** Start of The records **

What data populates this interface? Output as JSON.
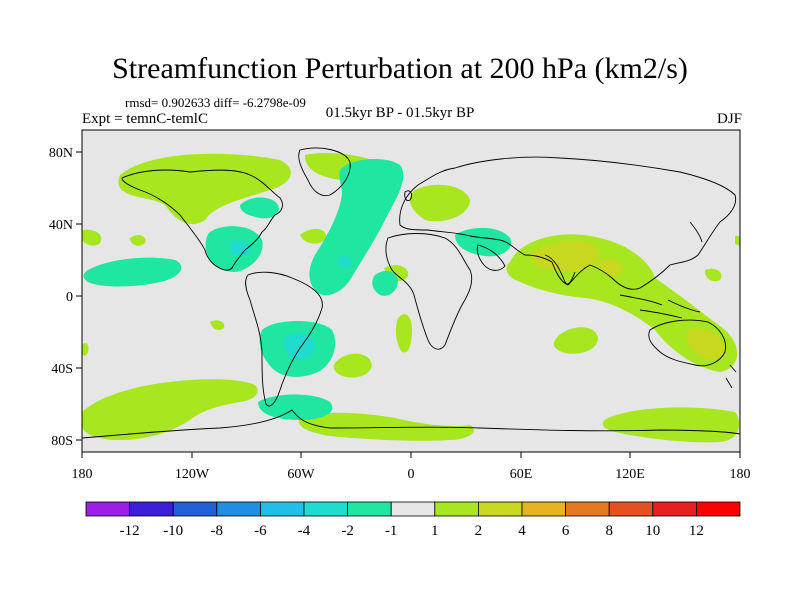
{
  "title": "Streamfunction Perturbation at 200 hPa (km2/s)",
  "stats_line": "rmsd= 0.902633 diff= -6.2798e-09",
  "experiment_label": "Expt = temnC-temlC",
  "period_label": "01.5kyr BP - 01.5kyr BP",
  "season_label": "DJF",
  "lat_ticks": [
    "80N",
    "40N",
    "0",
    "40S",
    "80S"
  ],
  "lon_ticks": [
    "180",
    "120W",
    "60W",
    "0",
    "60E",
    "120E",
    "180"
  ],
  "colorbar": {
    "labels": [
      "-12",
      "-10",
      "-8",
      "-6",
      "-4",
      "-2",
      "-1",
      "1",
      "2",
      "4",
      "6",
      "8",
      "10",
      "12"
    ],
    "colors": [
      "#9b1fe6",
      "#3b1fd8",
      "#1f5fd8",
      "#1f8fe6",
      "#1fbfe6",
      "#1fdcd0",
      "#1fe6a0",
      "#e6e6e6",
      "#a8e61f",
      "#c8d81f",
      "#e6b41f",
      "#e6781f",
      "#e6501f",
      "#e61f1f",
      "#ff0000"
    ]
  },
  "colors": {
    "background": "#e6e6e6",
    "positive_light": "#a8e61f",
    "positive_mid": "#c8d81f",
    "negative_light": "#1fe6a0",
    "negative_mid": "#1fdcd0",
    "coastline": "#000000"
  }
}
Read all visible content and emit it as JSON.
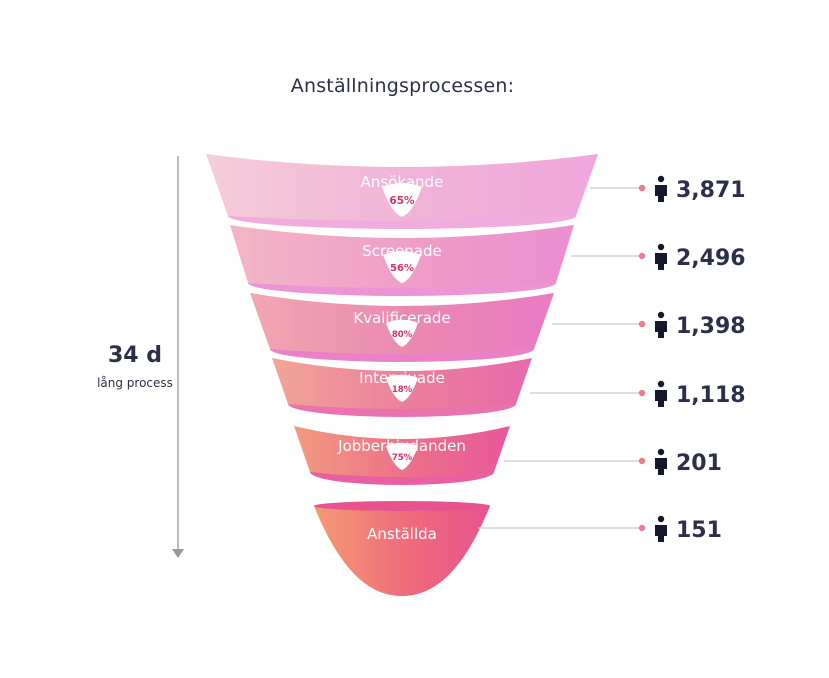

** End of The records **

# Written exercise:
Extract all the data above exactly, excluding every picture.

# Task result:
What data populates this interface? Output as JSON.
{
  "title": "Streamfunction Perturbation at 200 hPa (km2/s)",
  "stats_line": "rmsd= 0.902633 diff= -6.2798e-09",
  "experiment_label": "Expt = temnC-temlC",
  "period_label": "01.5kyr BP - 01.5kyr BP",
  "season_label": "DJF",
  "lat_ticks": [
    "80N",
    "40N",
    "0",
    "40S",
    "80S"
  ],
  "lon_ticks": [
    "180",
    "120W",
    "60W",
    "0",
    "60E",
    "120E",
    "180"
  ],
  "colorbar": {
    "labels": [
      "-12",
      "-10",
      "-8",
      "-6",
      "-4",
      "-2",
      "-1",
      "1",
      "2",
      "4",
      "6",
      "8",
      "10",
      "12"
    ],
    "colors": [
      "#9b1fe6",
      "#3b1fd8",
      "#1f5fd8",
      "#1f8fe6",
      "#1fbfe6",
      "#1fdcd0",
      "#1fe6a0",
      "#e6e6e6",
      "#a8e61f",
      "#c8d81f",
      "#e6b41f",
      "#e6781f",
      "#e6501f",
      "#e61f1f",
      "#ff0000"
    ]
  },
  "colors": {
    "background": "#e6e6e6",
    "positive_light": "#a8e61f",
    "positive_mid": "#c8d81f",
    "negative_light": "#1fe6a0",
    "negative_mid": "#1fdcd0",
    "coastline": "#000000"
  }
}
Read all visible content and emit it as JSON.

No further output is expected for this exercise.